_Exercise task:_ Every line of the material below should be repeated exactly.

[Rows from a dataset]
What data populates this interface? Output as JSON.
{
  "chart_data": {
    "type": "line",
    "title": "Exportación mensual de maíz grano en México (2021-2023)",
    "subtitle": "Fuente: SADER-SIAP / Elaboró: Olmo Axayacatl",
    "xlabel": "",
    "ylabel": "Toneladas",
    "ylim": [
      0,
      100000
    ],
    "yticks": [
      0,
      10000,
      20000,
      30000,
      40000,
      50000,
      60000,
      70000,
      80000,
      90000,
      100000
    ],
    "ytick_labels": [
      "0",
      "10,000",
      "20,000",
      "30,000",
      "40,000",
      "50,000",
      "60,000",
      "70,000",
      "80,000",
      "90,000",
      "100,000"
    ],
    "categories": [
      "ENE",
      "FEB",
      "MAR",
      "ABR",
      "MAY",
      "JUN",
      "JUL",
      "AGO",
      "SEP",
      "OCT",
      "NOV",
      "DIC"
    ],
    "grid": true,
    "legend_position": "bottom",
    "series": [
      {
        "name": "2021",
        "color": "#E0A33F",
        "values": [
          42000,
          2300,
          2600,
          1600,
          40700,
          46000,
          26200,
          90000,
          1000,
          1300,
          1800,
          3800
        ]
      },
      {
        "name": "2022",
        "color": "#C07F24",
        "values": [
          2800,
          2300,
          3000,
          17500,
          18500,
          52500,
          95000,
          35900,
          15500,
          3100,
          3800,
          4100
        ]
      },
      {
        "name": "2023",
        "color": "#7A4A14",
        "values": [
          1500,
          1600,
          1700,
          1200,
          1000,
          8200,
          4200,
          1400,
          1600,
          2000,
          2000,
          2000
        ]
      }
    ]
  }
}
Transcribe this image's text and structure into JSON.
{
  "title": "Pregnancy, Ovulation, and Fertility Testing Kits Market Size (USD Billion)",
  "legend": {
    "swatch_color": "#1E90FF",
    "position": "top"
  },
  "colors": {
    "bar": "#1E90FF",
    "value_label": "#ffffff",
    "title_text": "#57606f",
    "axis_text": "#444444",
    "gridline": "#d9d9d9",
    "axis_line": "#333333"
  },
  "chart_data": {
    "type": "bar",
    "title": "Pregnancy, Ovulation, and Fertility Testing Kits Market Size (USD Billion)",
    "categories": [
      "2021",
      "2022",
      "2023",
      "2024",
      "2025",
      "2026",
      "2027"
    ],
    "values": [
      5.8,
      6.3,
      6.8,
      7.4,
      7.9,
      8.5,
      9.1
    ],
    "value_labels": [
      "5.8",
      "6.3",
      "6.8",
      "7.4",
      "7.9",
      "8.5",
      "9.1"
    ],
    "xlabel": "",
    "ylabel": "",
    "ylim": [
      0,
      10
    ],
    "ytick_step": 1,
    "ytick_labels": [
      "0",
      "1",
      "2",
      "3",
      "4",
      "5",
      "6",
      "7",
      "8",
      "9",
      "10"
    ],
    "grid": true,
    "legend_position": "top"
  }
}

_Written solution:_
What data populates this interface? Output as JSON.
{
  "chart_data": {
    "type": "line",
    "title": "Exportación mensual de maíz grano en México (2021-2023)",
    "subtitle": "Fuente: SADER-SIAP / Elaboró: Olmo Axayacatl",
    "xlabel": "",
    "ylabel": "Toneladas",
    "ylim": [
      0,
      100000
    ],
    "yticks": [
      0,
      10000,
      20000,
      30000,
      40000,
      50000,
      60000,
      70000,
      80000,
      90000,
      100000
    ],
    "ytick_labels": [
      "0",
      "10,000",
      "20,000",
      "30,000",
      "40,000",
      "50,000",
      "60,000",
      "70,000",
      "80,000",
      "90,000",
      "100,000"
    ],
    "categories": [
      "ENE",
      "FEB",
      "MAR",
      "ABR",
      "MAY",
      "JUN",
      "JUL",
      "AGO",
      "SEP",
      "OCT",
      "NOV",
      "DIC"
    ],
    "grid": true,
    "legend_position": "bottom",
    "series": [
      {
        "name": "2021",
        "color": "#E0A33F",
        "values": [
          42000,
          2300,
          2600,
          1600,
          40700,
          46000,
          26200,
          90000,
          1000,
          1300,
          1800,
          3800
        ]
      },
      {
        "name": "2022",
        "color": "#C07F24",
        "values": [
          2800,
          2300,
          3000,
          17500,
          18500,
          52500,
          95000,
          35900,
          15500,
          3100,
          3800,
          4100
        ]
      },
      {
        "name": "2023",
        "color": "#7A4A14",
        "values": [
          1500,
          1600,
          1700,
          1200,
          1000,
          8200,
          4200,
          1400,
          1600,
          2000,
          2000,
          2000
        ]
      }
    ]
  }
}
Transcribe this image's text and structure into JSON.
{
  "title": "Pregnancy, Ovulation, and Fertility Testing Kits Market Size (USD Billion)",
  "legend": {
    "swatch_color": "#1E90FF",
    "position": "top"
  },
  "colors": {
    "bar": "#1E90FF",
    "value_label": "#ffffff",
    "title_text": "#57606f",
    "axis_text": "#444444",
    "gridline": "#d9d9d9",
    "axis_line": "#333333"
  },
  "chart_data": {
    "type": "bar",
    "title": "Pregnancy, Ovulation, and Fertility Testing Kits Market Size (USD Billion)",
    "categories": [
      "2021",
      "2022",
      "2023",
      "2024",
      "2025",
      "2026",
      "2027"
    ],
    "values": [
      5.8,
      6.3,
      6.8,
      7.4,
      7.9,
      8.5,
      9.1
    ],
    "value_labels": [
      "5.8",
      "6.3",
      "6.8",
      "7.4",
      "7.9",
      "8.5",
      "9.1"
    ],
    "xlabel": "",
    "ylabel": "",
    "ylim": [
      0,
      10
    ],
    "ytick_step": 1,
    "ytick_labels": [
      "0",
      "1",
      "2",
      "3",
      "4",
      "5",
      "6",
      "7",
      "8",
      "9",
      "10"
    ],
    "grid": true,
    "legend_position": "top"
  }
}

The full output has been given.